* START Dataset content *
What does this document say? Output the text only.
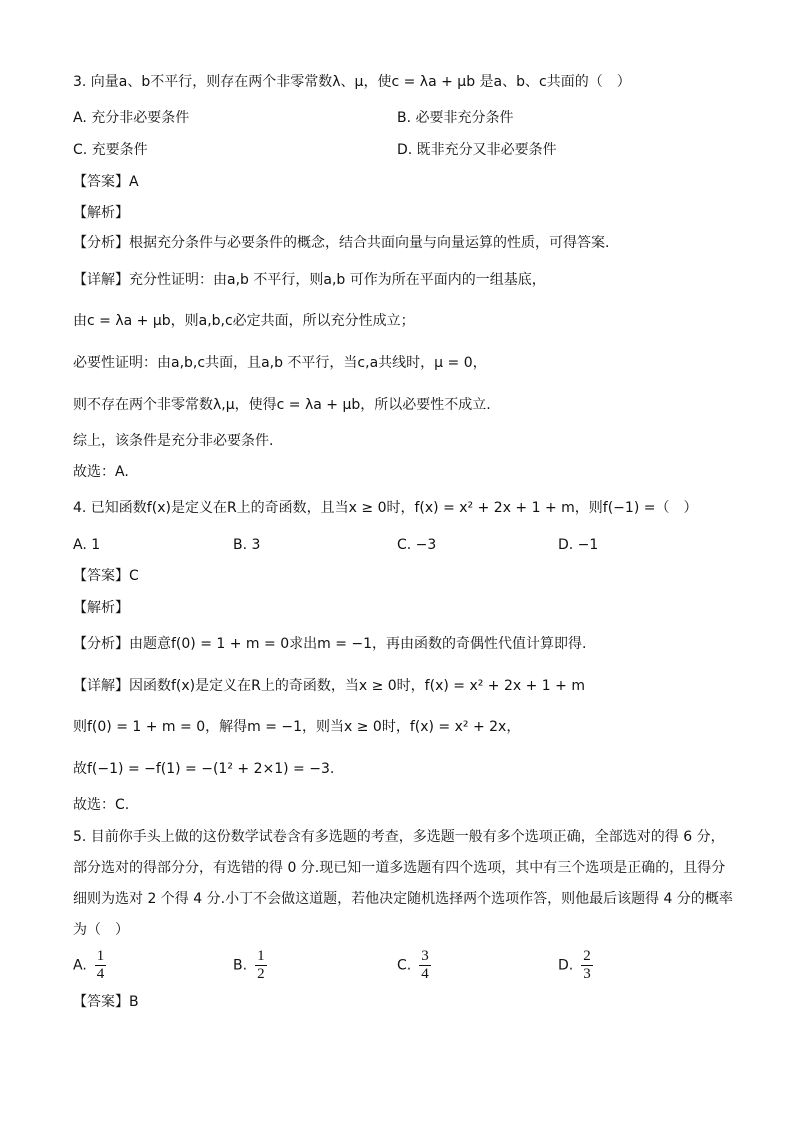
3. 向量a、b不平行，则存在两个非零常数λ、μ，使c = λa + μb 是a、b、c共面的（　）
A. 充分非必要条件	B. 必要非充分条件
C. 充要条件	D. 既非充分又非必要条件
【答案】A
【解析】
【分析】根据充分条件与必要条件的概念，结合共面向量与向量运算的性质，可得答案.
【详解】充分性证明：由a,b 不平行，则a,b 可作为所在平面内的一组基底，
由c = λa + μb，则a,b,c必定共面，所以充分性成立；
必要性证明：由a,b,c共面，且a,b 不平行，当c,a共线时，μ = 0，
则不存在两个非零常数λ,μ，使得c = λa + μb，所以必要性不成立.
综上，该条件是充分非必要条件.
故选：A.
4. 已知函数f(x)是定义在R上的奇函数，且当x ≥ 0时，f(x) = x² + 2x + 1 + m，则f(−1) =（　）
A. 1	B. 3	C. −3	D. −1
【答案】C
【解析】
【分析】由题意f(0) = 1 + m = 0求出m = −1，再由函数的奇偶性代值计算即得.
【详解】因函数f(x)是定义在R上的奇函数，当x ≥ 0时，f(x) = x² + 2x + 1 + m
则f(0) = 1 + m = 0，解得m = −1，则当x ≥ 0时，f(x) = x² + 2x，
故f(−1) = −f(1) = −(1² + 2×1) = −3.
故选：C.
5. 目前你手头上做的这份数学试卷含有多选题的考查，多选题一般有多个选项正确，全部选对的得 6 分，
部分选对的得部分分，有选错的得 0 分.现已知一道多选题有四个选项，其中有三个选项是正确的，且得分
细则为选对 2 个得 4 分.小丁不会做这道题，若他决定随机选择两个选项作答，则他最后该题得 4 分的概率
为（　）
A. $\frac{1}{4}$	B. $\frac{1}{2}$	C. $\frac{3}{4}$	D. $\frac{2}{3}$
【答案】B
* END Dataset content *
[Exercise brief] Locate all lines in the listing above with the word "是定义在R上的奇函数". Copy them.

[Answer]
4. 已知函数f(x)是定义在R上的奇函数，且当x ≥ 0时，f(x) = x² + 2x + 1 + m，则f(−1) =（　）
【详解】因函数f(x)是定义在R上的奇函数，当x ≥ 0时，f(x) = x² + 2x + 1 + m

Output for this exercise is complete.